DATASET ROWS:
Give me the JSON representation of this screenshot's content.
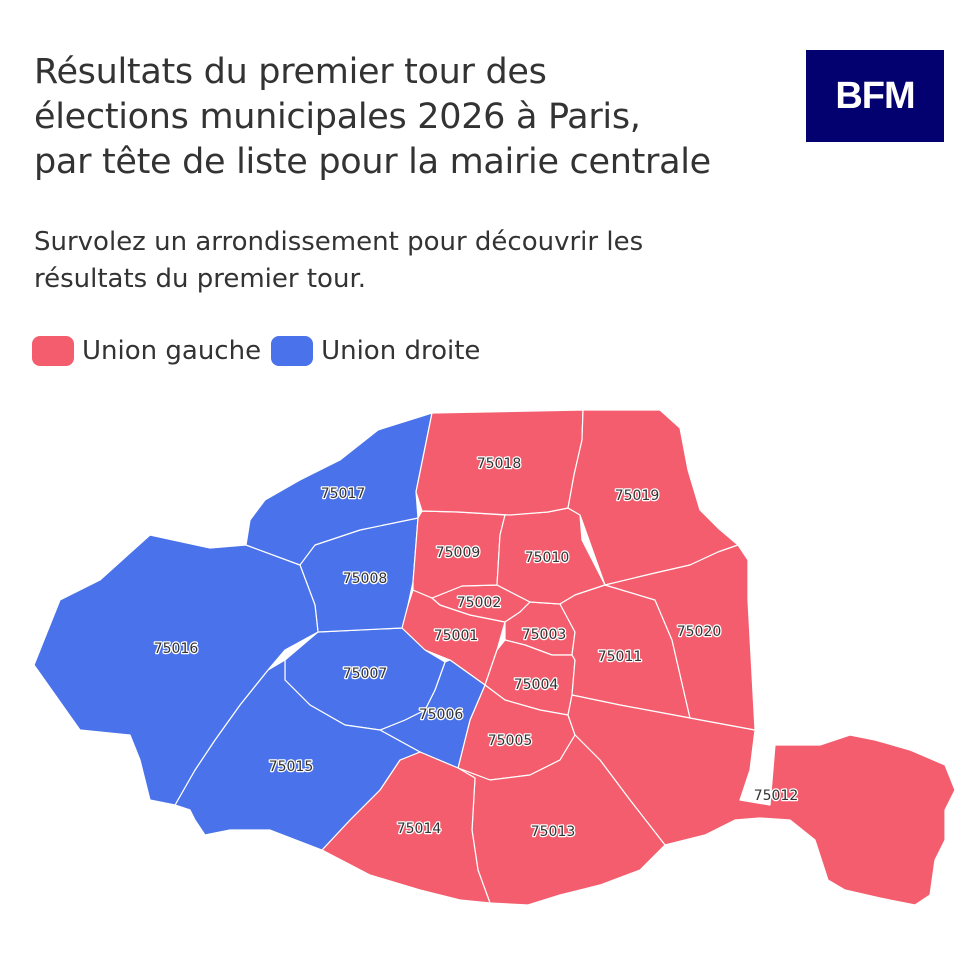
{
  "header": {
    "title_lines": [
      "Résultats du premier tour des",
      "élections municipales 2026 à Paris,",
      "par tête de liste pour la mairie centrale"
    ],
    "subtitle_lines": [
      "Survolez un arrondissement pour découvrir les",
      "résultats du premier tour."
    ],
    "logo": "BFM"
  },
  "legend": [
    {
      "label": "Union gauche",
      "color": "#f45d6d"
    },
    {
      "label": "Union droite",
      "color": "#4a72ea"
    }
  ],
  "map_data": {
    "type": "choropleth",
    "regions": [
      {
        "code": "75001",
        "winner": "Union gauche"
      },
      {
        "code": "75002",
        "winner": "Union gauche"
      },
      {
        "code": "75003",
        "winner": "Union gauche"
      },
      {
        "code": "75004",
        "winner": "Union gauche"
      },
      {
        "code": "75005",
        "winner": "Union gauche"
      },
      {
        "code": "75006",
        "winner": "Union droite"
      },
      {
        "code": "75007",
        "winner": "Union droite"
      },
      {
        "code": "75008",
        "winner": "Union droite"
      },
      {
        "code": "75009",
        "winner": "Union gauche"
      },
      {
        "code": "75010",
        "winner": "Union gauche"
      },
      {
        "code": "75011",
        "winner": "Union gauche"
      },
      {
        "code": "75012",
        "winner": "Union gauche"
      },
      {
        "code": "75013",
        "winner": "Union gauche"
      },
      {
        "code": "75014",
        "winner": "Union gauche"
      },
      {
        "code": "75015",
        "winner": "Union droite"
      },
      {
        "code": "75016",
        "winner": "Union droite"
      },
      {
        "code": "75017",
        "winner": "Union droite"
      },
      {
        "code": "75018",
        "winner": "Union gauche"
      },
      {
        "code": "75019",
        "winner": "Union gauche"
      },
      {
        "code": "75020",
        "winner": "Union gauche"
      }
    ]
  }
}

PROBLEM TO WORK ON:
Skip the images and write out the rest of the listing exactly.

FINISHED EXERCISE:
Give me the JSON representation of this screenshot's content.
{
  "header": {
    "title_lines": [
      "Résultats du premier tour des",
      "élections municipales 2026 à Paris,",
      "par tête de liste pour la mairie centrale"
    ],
    "subtitle_lines": [
      "Survolez un arrondissement pour découvrir les",
      "résultats du premier tour."
    ],
    "logo": "BFM"
  },
  "legend": [
    {
      "label": "Union gauche",
      "color": "#f45d6d"
    },
    {
      "label": "Union droite",
      "color": "#4a72ea"
    }
  ],
  "map_data": {
    "type": "choropleth",
    "regions": [
      {
        "code": "75001",
        "winner": "Union gauche"
      },
      {
        "code": "75002",
        "winner": "Union gauche"
      },
      {
        "code": "75003",
        "winner": "Union gauche"
      },
      {
        "code": "75004",
        "winner": "Union gauche"
      },
      {
        "code": "75005",
        "winner": "Union gauche"
      },
      {
        "code": "75006",
        "winner": "Union droite"
      },
      {
        "code": "75007",
        "winner": "Union droite"
      },
      {
        "code": "75008",
        "winner": "Union droite"
      },
      {
        "code": "75009",
        "winner": "Union gauche"
      },
      {
        "code": "75010",
        "winner": "Union gauche"
      },
      {
        "code": "75011",
        "winner": "Union gauche"
      },
      {
        "code": "75012",
        "winner": "Union gauche"
      },
      {
        "code": "75013",
        "winner": "Union gauche"
      },
      {
        "code": "75014",
        "winner": "Union gauche"
      },
      {
        "code": "75015",
        "winner": "Union droite"
      },
      {
        "code": "75016",
        "winner": "Union droite"
      },
      {
        "code": "75017",
        "winner": "Union droite"
      },
      {
        "code": "75018",
        "winner": "Union gauche"
      },
      {
        "code": "75019",
        "winner": "Union gauche"
      },
      {
        "code": "75020",
        "winner": "Union gauche"
      }
    ]
  }
}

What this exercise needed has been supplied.